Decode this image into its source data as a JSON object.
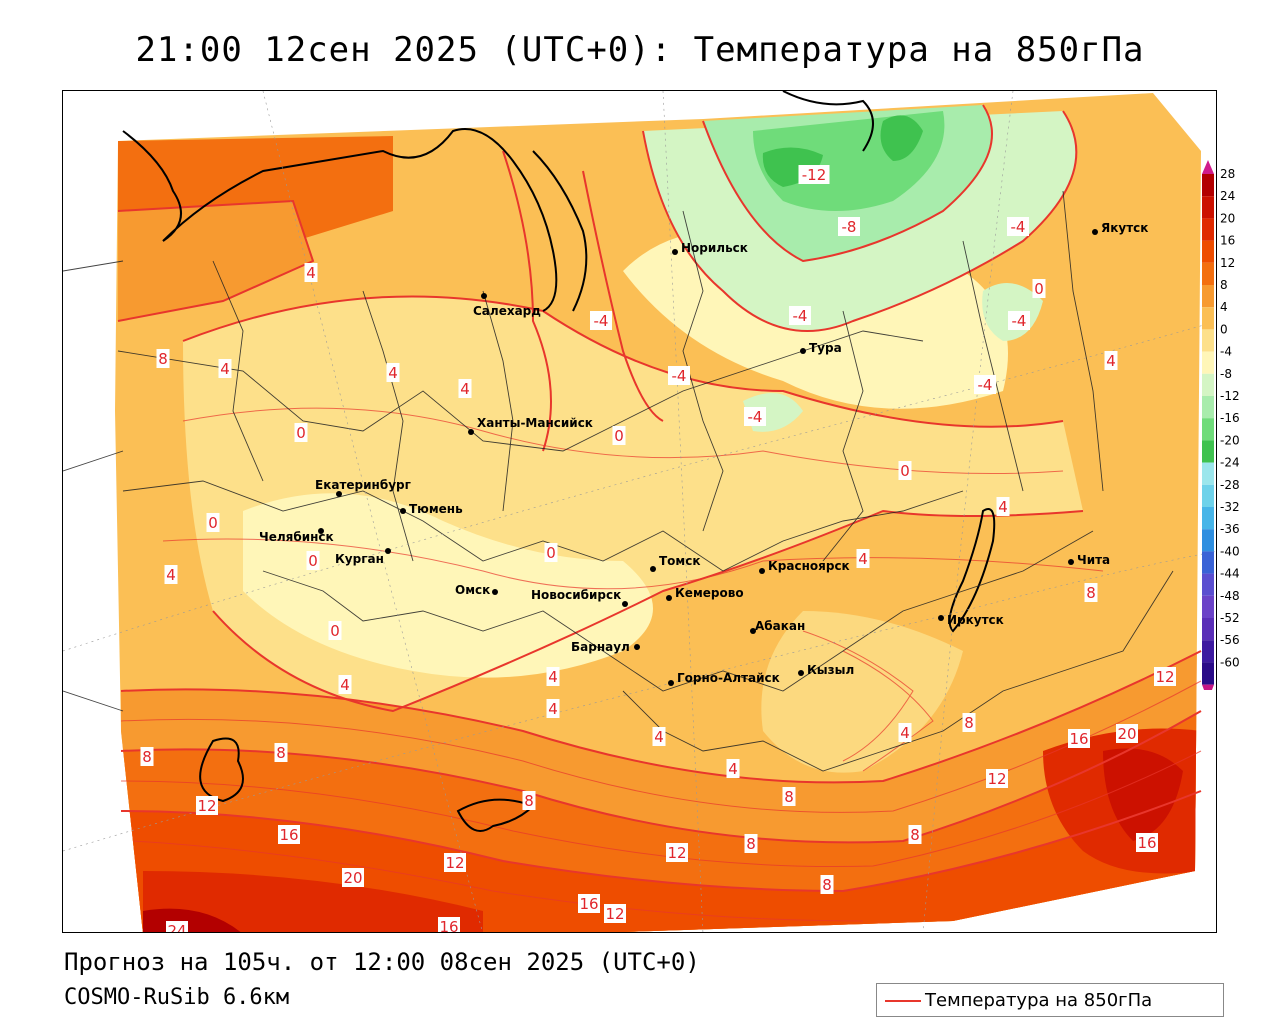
{
  "title": "21:00 12сен 2025 (UTC+0): Температура на 850гПа",
  "footer": {
    "forecast": "Прогноз на 105ч. от 12:00 08сен 2025 (UTC+0)",
    "model": "COSMO-RuSib 6.6км"
  },
  "legend": {
    "label": "Температура на 850гПа",
    "line_color": "#e8362c"
  },
  "colorbar": {
    "labels": [
      "28",
      "24",
      "20",
      "16",
      "12",
      "8",
      "4",
      "0",
      "-4",
      "-8",
      "-12",
      "-16",
      "-20",
      "-24",
      "-28",
      "-32",
      "-36",
      "-40",
      "-44",
      "-48",
      "-52",
      "-56",
      "-60"
    ],
    "colors": [
      "#b30000",
      "#cc1100",
      "#e02a00",
      "#ee4d00",
      "#f36f10",
      "#f79a30",
      "#fbbf55",
      "#fde08a",
      "#fff6b8",
      "#d4f5c4",
      "#a8ecac",
      "#6fdc7a",
      "#3fc24f",
      "#9be6ec",
      "#6ed2ea",
      "#47b5e8",
      "#2f8fe0",
      "#3a63d6",
      "#5b4fd0",
      "#6b43c8",
      "#5a2fb8",
      "#3d1aa0",
      "#2a0c88"
    ]
  },
  "cities": [
    {
      "name": "Салехард"
    },
    {
      "name": "Норильск"
    },
    {
      "name": "Якутск"
    },
    {
      "name": "Тура"
    },
    {
      "name": "Ханты-Мансийск"
    },
    {
      "name": "Екатеринбург"
    },
    {
      "name": "Тюмень"
    },
    {
      "name": "Челябинск"
    },
    {
      "name": "Курган"
    },
    {
      "name": "Омск"
    },
    {
      "name": "Новосибирск"
    },
    {
      "name": "Томск"
    },
    {
      "name": "Кемерово"
    },
    {
      "name": "Красноярск"
    },
    {
      "name": "Абакан"
    },
    {
      "name": "Барнаул"
    },
    {
      "name": "Горно-Алтайск"
    },
    {
      "name": "Кызыл"
    },
    {
      "name": "Иркутск"
    },
    {
      "name": "Чита"
    }
  ],
  "isolines": [
    "-12",
    "-8",
    "-4",
    "-4",
    "-4",
    "-4",
    "-4",
    "-4",
    "-4",
    "0",
    "0",
    "0",
    "0",
    "0",
    "0",
    "0",
    "0",
    "4",
    "4",
    "4",
    "4",
    "4",
    "4",
    "4",
    "4",
    "4",
    "4",
    "4",
    "4",
    "4",
    "4",
    "8",
    "8",
    "8",
    "8",
    "8",
    "8",
    "8",
    "8",
    "8",
    "8",
    "12",
    "12",
    "12",
    "12",
    "12",
    "12",
    "16",
    "16",
    "16",
    "16",
    "16",
    "20",
    "20",
    "24"
  ]
}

▶ _TASK_:
Pick out the lines that have the word "Температура". Copy them all.

▶ _OUTPUT OF THE EXERCISE_:
  "title": "21:00 12сен 2025 (UTC+0): Температура на 850гПа",
    "label": "Температура на 850гПа",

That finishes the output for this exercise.